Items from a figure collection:

——

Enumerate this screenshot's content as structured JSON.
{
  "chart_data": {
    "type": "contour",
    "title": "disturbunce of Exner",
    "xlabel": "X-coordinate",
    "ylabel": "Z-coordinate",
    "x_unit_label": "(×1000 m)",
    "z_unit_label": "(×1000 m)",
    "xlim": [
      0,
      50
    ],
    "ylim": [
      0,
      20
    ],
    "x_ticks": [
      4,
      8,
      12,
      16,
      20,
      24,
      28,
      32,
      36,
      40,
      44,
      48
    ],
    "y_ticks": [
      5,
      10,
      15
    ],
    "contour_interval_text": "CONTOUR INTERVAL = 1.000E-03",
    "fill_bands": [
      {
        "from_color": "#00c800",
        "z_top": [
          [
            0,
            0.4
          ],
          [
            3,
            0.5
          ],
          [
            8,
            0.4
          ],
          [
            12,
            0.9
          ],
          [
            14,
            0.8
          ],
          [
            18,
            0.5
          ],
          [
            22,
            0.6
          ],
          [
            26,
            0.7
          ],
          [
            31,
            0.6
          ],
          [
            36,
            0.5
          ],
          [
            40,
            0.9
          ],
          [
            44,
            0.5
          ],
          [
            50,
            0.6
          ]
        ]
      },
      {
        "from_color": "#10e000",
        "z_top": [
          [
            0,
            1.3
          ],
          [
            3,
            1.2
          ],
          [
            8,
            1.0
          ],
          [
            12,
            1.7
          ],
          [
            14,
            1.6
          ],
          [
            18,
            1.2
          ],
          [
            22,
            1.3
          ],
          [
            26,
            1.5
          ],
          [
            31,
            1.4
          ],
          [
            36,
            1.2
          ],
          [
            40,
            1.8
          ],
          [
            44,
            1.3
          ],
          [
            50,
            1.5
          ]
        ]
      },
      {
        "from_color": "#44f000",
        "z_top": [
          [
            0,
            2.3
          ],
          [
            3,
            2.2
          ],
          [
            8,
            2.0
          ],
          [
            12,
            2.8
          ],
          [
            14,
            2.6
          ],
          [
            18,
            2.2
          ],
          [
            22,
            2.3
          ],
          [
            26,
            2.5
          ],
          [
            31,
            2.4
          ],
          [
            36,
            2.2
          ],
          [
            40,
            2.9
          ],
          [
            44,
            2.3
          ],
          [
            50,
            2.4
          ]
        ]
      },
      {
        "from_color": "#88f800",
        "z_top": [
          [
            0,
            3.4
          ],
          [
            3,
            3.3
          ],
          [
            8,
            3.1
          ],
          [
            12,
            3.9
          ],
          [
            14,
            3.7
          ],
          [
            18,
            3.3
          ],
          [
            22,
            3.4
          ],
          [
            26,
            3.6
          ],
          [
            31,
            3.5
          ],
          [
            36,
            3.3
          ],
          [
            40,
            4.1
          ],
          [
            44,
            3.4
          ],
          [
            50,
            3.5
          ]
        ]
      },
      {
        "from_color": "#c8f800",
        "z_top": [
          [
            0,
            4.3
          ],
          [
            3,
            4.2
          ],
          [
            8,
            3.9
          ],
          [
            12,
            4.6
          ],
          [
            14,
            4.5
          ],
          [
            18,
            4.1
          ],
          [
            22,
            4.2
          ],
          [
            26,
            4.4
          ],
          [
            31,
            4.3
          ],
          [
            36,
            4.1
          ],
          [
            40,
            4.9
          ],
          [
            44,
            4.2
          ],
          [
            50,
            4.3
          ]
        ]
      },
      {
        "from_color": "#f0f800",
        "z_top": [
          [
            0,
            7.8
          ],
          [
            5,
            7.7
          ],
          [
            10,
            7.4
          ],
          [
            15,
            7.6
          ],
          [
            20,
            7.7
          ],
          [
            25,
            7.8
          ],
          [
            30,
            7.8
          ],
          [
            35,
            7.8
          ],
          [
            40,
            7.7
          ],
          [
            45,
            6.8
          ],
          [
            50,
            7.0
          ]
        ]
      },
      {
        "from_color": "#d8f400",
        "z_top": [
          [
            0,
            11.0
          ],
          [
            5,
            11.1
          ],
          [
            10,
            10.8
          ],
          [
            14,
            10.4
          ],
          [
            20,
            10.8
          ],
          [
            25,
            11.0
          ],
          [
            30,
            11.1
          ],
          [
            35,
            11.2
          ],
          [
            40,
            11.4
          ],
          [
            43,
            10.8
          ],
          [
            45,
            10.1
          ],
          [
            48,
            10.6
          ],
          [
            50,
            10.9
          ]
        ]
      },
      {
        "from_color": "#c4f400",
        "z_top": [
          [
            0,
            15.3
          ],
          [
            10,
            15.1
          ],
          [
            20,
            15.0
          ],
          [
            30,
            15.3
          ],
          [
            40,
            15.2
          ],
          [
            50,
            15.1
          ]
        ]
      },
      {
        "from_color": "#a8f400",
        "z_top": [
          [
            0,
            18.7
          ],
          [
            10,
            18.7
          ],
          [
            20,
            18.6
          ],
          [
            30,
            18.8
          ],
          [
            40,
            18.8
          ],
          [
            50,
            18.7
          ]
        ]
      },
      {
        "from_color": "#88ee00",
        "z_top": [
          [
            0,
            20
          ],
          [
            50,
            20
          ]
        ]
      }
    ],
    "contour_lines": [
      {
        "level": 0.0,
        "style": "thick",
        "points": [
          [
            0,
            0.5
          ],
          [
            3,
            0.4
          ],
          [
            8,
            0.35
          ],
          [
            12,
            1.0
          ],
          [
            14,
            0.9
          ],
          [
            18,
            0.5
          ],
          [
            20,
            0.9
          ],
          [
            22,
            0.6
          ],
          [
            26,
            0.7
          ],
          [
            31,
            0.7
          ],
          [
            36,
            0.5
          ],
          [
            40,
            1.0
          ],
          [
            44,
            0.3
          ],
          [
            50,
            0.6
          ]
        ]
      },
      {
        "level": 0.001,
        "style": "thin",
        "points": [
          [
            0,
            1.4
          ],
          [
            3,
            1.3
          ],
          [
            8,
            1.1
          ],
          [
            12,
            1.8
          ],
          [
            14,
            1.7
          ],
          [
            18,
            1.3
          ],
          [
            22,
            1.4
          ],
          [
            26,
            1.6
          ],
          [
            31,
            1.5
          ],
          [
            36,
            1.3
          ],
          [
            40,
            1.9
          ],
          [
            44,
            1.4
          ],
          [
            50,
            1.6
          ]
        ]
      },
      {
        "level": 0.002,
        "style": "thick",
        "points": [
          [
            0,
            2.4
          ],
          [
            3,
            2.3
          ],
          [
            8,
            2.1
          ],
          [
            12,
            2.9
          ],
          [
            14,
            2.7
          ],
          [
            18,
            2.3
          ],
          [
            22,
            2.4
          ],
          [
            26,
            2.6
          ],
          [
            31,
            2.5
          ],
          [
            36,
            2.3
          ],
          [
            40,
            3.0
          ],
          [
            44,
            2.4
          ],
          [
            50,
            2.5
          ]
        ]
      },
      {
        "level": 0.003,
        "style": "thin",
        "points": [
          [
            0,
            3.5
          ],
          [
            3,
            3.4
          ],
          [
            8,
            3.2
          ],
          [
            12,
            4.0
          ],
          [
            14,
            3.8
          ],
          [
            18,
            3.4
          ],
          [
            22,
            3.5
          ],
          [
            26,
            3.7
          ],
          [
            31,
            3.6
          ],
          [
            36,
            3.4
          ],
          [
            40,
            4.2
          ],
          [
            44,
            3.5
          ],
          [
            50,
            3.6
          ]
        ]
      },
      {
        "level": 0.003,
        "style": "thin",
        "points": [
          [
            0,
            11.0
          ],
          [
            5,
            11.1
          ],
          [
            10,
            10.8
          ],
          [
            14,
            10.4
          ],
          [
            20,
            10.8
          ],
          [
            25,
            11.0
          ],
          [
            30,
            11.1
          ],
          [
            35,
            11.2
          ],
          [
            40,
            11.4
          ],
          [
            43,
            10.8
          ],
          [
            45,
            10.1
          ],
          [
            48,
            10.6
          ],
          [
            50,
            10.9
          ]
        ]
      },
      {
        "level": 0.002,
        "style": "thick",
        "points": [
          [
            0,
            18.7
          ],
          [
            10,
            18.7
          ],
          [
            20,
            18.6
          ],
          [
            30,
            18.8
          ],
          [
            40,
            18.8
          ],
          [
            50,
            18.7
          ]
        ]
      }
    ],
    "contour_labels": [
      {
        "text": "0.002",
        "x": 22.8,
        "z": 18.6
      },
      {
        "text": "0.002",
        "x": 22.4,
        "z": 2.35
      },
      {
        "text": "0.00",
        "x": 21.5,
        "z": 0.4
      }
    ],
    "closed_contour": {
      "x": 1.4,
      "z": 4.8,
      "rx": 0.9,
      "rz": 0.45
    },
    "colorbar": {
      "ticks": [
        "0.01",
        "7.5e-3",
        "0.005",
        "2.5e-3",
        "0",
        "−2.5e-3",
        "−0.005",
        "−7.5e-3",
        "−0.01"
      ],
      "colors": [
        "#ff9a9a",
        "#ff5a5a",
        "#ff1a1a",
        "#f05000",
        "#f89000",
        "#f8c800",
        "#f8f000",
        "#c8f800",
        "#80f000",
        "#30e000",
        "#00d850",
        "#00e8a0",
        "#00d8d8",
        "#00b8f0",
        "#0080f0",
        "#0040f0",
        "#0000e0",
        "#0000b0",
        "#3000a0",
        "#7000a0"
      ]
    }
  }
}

——

▶ _Goal_
Locate all lines in the listing above with the word "coordinate" and copy them.

▶ _Reply_
    "xlabel": "X-coordinate",
    "ylabel": "Z-coordinate",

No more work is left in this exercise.